--- Task data ---
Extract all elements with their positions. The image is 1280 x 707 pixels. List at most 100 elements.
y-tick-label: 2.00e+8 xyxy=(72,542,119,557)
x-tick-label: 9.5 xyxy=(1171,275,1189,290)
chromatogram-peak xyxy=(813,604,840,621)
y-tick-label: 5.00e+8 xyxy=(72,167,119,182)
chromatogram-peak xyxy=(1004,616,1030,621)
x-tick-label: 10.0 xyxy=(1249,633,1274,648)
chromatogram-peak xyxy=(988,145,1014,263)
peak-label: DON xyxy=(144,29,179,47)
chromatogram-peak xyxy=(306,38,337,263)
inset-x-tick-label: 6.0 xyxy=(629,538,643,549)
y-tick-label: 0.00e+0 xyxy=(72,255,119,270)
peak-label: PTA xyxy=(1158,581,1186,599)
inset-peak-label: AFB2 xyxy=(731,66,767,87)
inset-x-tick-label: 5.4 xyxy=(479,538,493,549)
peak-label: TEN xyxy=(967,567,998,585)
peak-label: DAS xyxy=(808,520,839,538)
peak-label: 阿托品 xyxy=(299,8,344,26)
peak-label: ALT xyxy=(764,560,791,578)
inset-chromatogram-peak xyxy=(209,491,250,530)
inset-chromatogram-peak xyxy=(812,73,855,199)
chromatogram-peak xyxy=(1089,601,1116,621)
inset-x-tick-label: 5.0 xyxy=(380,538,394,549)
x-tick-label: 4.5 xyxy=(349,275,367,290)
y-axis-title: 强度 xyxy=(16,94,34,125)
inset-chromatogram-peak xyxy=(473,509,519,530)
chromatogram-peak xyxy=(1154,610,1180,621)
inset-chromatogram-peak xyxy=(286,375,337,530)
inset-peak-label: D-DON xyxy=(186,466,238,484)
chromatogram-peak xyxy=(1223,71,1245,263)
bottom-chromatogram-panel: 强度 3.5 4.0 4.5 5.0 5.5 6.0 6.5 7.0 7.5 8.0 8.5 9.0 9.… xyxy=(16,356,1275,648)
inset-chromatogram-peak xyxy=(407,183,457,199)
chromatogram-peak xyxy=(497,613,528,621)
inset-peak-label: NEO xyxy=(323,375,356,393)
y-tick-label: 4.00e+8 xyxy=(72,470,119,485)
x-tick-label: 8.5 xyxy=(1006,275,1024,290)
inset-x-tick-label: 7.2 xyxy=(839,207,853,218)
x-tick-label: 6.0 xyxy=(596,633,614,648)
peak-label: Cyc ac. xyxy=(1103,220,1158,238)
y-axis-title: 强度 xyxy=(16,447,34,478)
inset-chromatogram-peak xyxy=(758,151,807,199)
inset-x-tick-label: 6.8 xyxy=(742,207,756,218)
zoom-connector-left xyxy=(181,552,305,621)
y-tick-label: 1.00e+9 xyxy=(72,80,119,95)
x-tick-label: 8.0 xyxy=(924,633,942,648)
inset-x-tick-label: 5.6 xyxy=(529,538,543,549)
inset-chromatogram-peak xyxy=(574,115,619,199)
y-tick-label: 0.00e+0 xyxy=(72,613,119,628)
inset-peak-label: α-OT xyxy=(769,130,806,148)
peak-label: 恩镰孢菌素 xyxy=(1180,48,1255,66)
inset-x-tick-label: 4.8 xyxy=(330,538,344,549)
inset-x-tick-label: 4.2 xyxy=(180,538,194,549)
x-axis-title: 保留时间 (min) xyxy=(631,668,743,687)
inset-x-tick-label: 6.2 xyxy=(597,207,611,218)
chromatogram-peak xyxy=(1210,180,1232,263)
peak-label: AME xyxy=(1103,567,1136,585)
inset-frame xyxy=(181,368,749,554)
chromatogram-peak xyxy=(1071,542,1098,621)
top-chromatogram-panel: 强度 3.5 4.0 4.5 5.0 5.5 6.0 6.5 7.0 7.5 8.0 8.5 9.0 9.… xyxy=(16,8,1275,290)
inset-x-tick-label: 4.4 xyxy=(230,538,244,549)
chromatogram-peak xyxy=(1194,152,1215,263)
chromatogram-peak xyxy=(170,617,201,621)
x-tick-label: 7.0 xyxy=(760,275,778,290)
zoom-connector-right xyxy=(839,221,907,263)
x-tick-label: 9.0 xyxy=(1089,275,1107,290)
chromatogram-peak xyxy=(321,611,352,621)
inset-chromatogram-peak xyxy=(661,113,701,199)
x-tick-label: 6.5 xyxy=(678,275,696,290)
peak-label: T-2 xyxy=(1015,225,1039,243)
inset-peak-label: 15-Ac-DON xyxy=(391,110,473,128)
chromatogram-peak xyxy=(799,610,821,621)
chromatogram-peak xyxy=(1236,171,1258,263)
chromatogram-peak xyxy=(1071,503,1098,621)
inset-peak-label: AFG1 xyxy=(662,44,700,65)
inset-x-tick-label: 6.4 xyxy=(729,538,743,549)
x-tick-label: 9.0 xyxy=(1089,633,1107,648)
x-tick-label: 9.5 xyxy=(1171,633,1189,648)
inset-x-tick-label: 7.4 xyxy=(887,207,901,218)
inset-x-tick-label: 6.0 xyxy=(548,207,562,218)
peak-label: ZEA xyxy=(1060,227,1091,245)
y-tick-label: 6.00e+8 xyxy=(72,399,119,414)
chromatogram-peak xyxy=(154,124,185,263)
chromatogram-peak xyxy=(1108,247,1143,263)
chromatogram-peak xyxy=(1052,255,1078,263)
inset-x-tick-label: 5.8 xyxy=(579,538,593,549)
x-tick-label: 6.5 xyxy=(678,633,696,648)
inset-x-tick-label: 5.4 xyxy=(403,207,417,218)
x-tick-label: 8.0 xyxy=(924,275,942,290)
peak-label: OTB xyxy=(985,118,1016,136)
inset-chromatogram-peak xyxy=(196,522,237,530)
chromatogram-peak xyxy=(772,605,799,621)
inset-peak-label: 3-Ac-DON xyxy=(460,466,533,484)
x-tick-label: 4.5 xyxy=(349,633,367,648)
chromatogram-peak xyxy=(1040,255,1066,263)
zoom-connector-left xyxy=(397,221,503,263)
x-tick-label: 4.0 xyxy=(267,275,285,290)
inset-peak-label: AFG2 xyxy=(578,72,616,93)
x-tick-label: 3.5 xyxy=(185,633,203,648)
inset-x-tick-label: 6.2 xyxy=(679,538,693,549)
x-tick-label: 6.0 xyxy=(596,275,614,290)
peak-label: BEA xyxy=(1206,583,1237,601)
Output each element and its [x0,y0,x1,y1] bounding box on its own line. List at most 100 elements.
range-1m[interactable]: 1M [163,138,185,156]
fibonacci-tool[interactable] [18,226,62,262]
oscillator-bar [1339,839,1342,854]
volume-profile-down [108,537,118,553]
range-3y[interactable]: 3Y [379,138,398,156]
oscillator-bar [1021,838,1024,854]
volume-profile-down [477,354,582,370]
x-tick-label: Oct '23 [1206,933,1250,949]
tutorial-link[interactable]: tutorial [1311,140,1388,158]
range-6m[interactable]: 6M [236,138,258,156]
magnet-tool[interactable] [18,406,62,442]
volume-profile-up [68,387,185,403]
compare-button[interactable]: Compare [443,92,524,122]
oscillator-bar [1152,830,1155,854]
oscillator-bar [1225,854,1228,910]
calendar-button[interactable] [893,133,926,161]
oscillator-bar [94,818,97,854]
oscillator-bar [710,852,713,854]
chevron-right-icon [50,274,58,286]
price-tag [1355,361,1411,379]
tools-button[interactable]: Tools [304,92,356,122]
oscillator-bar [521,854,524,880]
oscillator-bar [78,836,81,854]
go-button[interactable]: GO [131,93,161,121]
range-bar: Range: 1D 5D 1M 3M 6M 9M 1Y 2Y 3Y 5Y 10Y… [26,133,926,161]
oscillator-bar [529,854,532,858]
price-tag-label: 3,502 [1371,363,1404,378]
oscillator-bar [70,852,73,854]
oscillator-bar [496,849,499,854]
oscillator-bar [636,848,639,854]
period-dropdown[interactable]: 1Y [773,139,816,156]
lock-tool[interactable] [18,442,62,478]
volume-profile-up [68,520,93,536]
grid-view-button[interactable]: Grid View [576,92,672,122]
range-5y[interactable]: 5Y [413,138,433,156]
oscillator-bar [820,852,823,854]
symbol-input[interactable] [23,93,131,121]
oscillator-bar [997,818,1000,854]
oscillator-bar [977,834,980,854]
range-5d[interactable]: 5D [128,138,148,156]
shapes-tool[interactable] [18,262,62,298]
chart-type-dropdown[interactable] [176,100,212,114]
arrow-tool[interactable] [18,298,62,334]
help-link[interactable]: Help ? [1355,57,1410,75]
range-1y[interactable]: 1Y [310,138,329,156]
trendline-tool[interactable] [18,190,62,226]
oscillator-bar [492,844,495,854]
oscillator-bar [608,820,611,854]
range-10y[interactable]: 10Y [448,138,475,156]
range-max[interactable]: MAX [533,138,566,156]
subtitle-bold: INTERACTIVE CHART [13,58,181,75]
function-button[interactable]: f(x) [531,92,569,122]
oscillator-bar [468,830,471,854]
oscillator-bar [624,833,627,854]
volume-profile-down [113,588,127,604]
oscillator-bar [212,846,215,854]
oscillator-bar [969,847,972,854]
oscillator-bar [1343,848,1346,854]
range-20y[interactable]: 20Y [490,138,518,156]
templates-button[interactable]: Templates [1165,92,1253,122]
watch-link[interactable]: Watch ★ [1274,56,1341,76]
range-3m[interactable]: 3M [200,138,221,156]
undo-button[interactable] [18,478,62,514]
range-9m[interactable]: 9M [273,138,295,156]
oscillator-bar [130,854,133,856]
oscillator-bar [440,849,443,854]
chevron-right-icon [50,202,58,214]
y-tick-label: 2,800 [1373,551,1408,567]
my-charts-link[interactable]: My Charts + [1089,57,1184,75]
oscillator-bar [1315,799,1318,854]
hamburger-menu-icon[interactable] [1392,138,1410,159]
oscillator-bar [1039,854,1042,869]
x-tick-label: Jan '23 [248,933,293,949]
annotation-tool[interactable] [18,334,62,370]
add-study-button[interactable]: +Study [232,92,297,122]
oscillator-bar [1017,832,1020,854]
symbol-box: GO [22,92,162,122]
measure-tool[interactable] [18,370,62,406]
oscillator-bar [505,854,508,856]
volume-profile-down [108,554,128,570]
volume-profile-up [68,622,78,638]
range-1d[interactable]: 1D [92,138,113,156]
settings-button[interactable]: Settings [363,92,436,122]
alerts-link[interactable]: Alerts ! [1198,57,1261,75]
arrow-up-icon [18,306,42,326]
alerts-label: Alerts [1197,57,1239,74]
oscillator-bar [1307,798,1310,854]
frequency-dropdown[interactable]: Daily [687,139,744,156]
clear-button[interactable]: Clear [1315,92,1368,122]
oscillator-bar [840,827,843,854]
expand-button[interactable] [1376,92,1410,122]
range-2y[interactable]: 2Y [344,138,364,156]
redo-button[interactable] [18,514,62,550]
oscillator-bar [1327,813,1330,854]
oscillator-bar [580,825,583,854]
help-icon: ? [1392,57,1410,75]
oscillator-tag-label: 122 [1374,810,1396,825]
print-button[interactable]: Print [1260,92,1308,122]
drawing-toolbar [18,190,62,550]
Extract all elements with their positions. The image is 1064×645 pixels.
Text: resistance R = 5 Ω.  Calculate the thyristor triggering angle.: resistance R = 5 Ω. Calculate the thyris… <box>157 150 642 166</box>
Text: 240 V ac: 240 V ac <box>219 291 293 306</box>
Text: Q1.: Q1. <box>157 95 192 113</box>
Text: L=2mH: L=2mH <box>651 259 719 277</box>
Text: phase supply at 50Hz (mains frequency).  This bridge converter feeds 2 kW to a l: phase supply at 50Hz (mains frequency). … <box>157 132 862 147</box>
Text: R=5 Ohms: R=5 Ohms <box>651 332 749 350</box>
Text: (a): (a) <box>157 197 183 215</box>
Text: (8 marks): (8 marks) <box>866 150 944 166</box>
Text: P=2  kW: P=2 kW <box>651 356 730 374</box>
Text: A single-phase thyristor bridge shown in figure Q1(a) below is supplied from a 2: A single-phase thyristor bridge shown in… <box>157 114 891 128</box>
---
■ Your goal: Rewrite the data from its start through the line containing "inset-chromatogram-peak xyxy=(758,151,807,199)", swapping "y-tick-label" for "y-axis-tick" and keeping everything else unchanged.

■ Task answer:
Extract all elements with their positions. The image is 1280 x 707 pixels. List at most 100 elements.
y-axis-tick: 2.00e+8 xyxy=(72,542,119,557)
x-tick-label: 9.5 xyxy=(1171,275,1189,290)
chromatogram-peak xyxy=(813,604,840,621)
y-axis-tick: 5.00e+8 xyxy=(72,167,119,182)
chromatogram-peak xyxy=(1004,616,1030,621)
x-tick-label: 10.0 xyxy=(1249,633,1274,648)
chromatogram-peak xyxy=(988,145,1014,263)
peak-label: DON xyxy=(144,29,179,47)
chromatogram-peak xyxy=(306,38,337,263)
inset-x-tick-label: 6.0 xyxy=(629,538,643,549)
y-axis-tick: 0.00e+0 xyxy=(72,255,119,270)
peak-label: PTA xyxy=(1158,581,1186,599)
inset-peak-label: AFB2 xyxy=(731,66,767,87)
inset-x-tick-label: 5.4 xyxy=(479,538,493,549)
peak-label: TEN xyxy=(967,567,998,585)
peak-label: DAS xyxy=(808,520,839,538)
peak-label: 阿托品 xyxy=(299,8,344,26)
peak-label: ALT xyxy=(764,560,791,578)
inset-chromatogram-peak xyxy=(209,491,250,530)
inset-chromatogram-peak xyxy=(812,73,855,199)
chromatogram-peak xyxy=(1089,601,1116,621)
inset-x-tick-label: 5.0 xyxy=(380,538,394,549)
x-tick-label: 4.5 xyxy=(349,275,367,290)
y-axis-title: 强度 xyxy=(16,94,34,125)
inset-chromatogram-peak xyxy=(473,509,519,530)
chromatogram-peak xyxy=(1154,610,1180,621)
inset-chromatogram-peak xyxy=(286,375,337,530)
inset-peak-label: D-DON xyxy=(186,466,238,484)
chromatogram-peak xyxy=(1223,71,1245,263)
bottom-chromatogram-panel: 强度 3.5 4.0 4.5 5.0 5.5 6.0 6.5 7.0 7.5 8.0 8.5 9.0 9.… xyxy=(16,356,1275,648)
inset-chromatogram-peak xyxy=(407,183,457,199)
chromatogram-peak xyxy=(497,613,528,621)
inset-peak-label: NEO xyxy=(323,375,356,393)
y-axis-tick: 4.00e+8 xyxy=(72,470,119,485)
x-tick-label: 8.5 xyxy=(1006,275,1024,290)
inset-x-tick-label: 7.2 xyxy=(839,207,853,218)
x-tick-label: 6.0 xyxy=(596,633,614,648)
peak-label: Cyc ac. xyxy=(1103,220,1158,238)
y-axis-title: 强度 xyxy=(16,447,34,478)
inset-chromatogram-peak xyxy=(758,151,807,199)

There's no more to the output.